* [TEXT FOR ANALYSIS]
▽
Fake clinics, unnecessary opioid prescriptions involved in $1.3B fraud crackdown

The U.S. Department of Justice charged 412 people, including 56 doctors, for allegedly participated in false billing schemes netting $1.3 billion, with many cases involving prescriptions of opioids or other narcotics.

U.S. Attorney General Jeff Sessions and HHS Secretary Tom Price, MD, said the announcement was the “largest healthcare fraud takedown in history.” As a result, 295 providers would be suspended or banned from participating in federal health programs, including Medicare and Medicaid.

“Healthcare fraud is not only a criminal act that costs billions of taxpayer dollars — it is an affront to all Americans who rely on our national healthcare programs for access to critical healthcare services and a violation of trust,” Price said in a statement. “The United States is home to the world’s best medical professionals, but their ability to provide affordable, high-quality care to their patients is jeopardized every time a criminal commits healthcare fraud.

The number of arrests and total amount alleged fraud tops 2016’s record sweep, which had replaced the 2015 crackdown as the largest ever. Of the 412 defendants, 120 have been charged with opioid-related crimes, which the DOJ said set an additional record for “largest opioid-related fraud takedown in American history. Florida had the highest number of cases, with 87 defendants being charged in two court jurisdictions.

Here are some examples of alleged schemes included in the crackdown:

  • Six doctors in Michigan were charged with writing unnecessary prescriptions for opioids, with some of the drugs then being sold illegally, and billing Medicare for $164 million in “facet joint injections, drug testing, and other procedures that were medically unnecessary and/or not provided.”
△
* [PROVIDED INFORMATION]
▽
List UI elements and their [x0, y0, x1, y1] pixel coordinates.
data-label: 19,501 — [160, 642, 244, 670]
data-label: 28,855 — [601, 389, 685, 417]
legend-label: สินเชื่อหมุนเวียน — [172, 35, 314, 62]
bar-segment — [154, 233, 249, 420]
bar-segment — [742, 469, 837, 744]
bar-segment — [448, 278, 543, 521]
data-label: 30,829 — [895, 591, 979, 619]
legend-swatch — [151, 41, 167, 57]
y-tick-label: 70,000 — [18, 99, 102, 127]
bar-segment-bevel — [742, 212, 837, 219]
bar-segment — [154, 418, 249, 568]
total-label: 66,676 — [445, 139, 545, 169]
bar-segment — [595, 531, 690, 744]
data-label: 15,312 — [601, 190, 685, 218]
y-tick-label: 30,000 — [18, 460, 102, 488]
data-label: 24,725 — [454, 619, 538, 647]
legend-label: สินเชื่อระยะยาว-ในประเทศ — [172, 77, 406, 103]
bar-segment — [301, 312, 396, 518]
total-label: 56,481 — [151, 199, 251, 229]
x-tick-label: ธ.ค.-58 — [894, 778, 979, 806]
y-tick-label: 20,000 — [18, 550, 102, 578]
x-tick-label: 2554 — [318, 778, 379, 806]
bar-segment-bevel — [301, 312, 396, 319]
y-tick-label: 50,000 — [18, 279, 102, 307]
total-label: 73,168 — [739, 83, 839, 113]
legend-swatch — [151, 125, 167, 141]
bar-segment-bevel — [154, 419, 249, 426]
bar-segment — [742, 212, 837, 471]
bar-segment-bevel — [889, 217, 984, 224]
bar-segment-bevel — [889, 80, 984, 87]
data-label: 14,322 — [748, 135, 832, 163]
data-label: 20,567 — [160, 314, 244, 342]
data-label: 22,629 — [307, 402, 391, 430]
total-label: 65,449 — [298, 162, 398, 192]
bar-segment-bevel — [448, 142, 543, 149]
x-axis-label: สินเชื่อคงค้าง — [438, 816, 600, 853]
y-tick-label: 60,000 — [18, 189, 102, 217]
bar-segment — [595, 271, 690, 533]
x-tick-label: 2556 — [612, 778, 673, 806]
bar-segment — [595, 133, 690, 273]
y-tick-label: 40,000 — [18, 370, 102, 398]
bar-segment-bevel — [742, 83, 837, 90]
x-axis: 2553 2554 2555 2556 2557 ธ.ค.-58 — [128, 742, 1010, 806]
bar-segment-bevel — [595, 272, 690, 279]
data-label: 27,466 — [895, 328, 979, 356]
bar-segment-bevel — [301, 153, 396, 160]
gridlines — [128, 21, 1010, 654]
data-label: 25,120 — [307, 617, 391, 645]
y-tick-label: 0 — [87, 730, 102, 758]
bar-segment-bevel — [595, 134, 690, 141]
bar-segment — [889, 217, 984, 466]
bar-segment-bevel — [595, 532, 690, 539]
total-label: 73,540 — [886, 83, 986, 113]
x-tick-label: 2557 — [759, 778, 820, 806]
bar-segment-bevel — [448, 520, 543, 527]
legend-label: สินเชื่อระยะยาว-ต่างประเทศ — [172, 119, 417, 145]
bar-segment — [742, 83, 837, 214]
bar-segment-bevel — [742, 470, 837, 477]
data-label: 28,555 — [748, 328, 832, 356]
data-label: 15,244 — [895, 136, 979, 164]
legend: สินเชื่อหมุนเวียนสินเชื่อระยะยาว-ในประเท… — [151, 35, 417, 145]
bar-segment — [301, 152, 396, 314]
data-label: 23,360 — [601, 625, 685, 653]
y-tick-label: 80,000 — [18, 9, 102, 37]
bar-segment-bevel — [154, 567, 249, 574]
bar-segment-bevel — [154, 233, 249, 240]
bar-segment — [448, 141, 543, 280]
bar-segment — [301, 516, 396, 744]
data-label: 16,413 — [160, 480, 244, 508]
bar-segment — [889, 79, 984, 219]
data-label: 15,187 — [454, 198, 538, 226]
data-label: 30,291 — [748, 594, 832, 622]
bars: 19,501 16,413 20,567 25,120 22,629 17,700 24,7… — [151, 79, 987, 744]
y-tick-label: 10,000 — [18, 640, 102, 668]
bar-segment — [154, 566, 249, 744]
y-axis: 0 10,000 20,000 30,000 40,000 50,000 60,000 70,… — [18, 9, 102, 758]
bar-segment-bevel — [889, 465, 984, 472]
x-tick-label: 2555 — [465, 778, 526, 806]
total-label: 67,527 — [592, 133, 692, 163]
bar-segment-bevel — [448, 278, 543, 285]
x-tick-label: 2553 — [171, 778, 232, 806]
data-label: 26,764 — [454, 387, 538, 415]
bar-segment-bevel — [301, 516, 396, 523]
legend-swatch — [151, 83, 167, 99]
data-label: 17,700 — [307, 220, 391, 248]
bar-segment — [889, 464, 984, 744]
△
* [BRIEF A]
Copy the passage of the article on the healthcare fraud crackdown starting at "U.S. Attorney General" and ending at "Medicare and Medicaid.".
* [BRIEF B]
Carry on the article on the healthcare fraud crackdown from the point where it stops.
The material above has no connection to the article on the healthcare fraud crackdown.

* [ANSWER AREA A]
U.S. Attorney General Jeff Sessions and HHS Secretary Tom Price, MD, said the announcement was the “largest healthcare fraud takedown in history.” As a result, 295 providers would be suspended or banned from participating in federal health programs, including Medicare and Medicaid.

* [ANSWER AREA B]
  • Two were charged with running a fake drug rehab clinic in Florida, “actively recruiting” addicted patients to move to the area, submitting $58 million in allegedly false insurance claims for treatment and testing, then rewarding patients with gift like free airfare, trips to strip clubs and drugs.
  • In Houston, two people were charged in connection with a pain management clinic where 60 to 70 people per day given medically unnecessary prescriptions for hydrocodone in exchange for $300 in cash per visit. One physician charged allegedly gave out over 2 million illegal doses of painkillers.
  • In Louisiana, a single pharmacist was involved with $192 million in allegedly false claims by dispensing compounded medications which weren’t medically necessary, often based on prescriptions tied to kickbacks.

“Too many trusted medical professionals like doctors, nurses, and pharmacists have chosen to violate their oaths and put greed ahead of their patients,” Attorney General Sessions said at a July 13 press conference. “Amazingly, some have made their practices into multimillion dollar criminal enterprises. They seem oblivious to the disastrous consequences of their greed. Their actions not only enrich themselves often at the expense of taxpayers but also feed addictions and cause addictions to start. The consequences are real: emergency rooms, jail cells, futures lost, and graveyards.”